> _Input for this task_
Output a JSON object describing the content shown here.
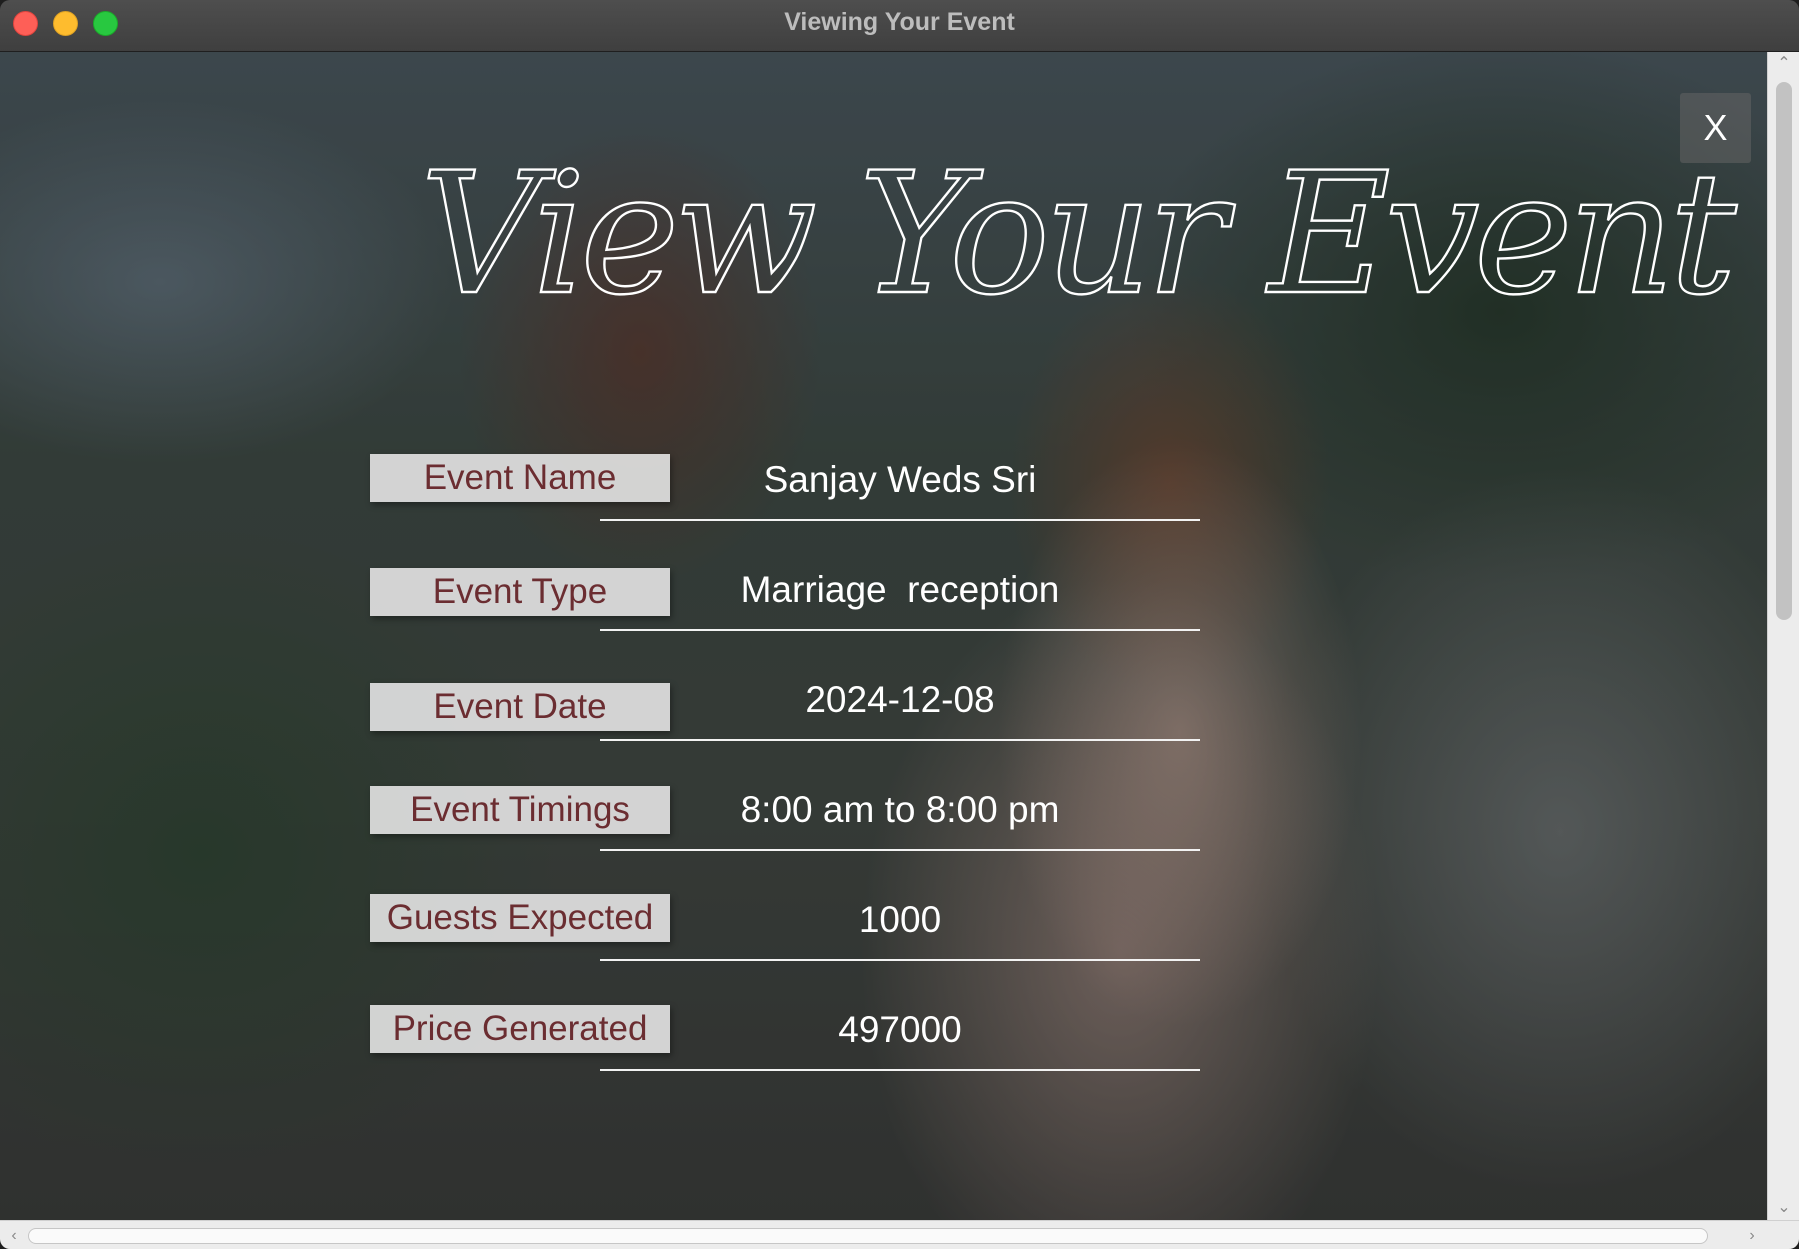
{
  "window": {
    "title": "Viewing Your Event"
  },
  "header": {
    "script_title": "View Your Event",
    "close_label": "X"
  },
  "fields": [
    {
      "label": "Event Name",
      "value": "Sanjay Weds Sri"
    },
    {
      "label": "Event Type",
      "value": "Marriage  reception"
    },
    {
      "label": "Event Date",
      "value": "2024-12-08"
    },
    {
      "label": "Event Timings",
      "value": "8:00 am to 8:00 pm"
    },
    {
      "label": "Guests Expected",
      "value": "1000"
    },
    {
      "label": "Price Generated",
      "value": "497000"
    }
  ],
  "scrollbars": {
    "up_icon": "chevron-up-icon",
    "down_icon": "chevron-down-icon",
    "left_icon": "chevron-left-icon",
    "right_icon": "chevron-right-icon"
  },
  "colors": {
    "label_text": "#6b2d31",
    "label_bg": "#e4e4e4",
    "value_text": "#ffffff"
  }
}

> _Description of the task_
From the material above, copy everything exactly but the pictures.

> _Correct response_
Output a JSON object describing the content shown here.
{
  "window": {
    "title": "Viewing Your Event"
  },
  "header": {
    "script_title": "View Your Event",
    "close_label": "X"
  },
  "fields": [
    {
      "label": "Event Name",
      "value": "Sanjay Weds Sri"
    },
    {
      "label": "Event Type",
      "value": "Marriage  reception"
    },
    {
      "label": "Event Date",
      "value": "2024-12-08"
    },
    {
      "label": "Event Timings",
      "value": "8:00 am to 8:00 pm"
    },
    {
      "label": "Guests Expected",
      "value": "1000"
    },
    {
      "label": "Price Generated",
      "value": "497000"
    }
  ],
  "scrollbars": {
    "up_icon": "chevron-up-icon",
    "down_icon": "chevron-down-icon",
    "left_icon": "chevron-left-icon",
    "right_icon": "chevron-right-icon"
  },
  "colors": {
    "label_text": "#6b2d31",
    "label_bg": "#e4e4e4",
    "value_text": "#ffffff"
  }
}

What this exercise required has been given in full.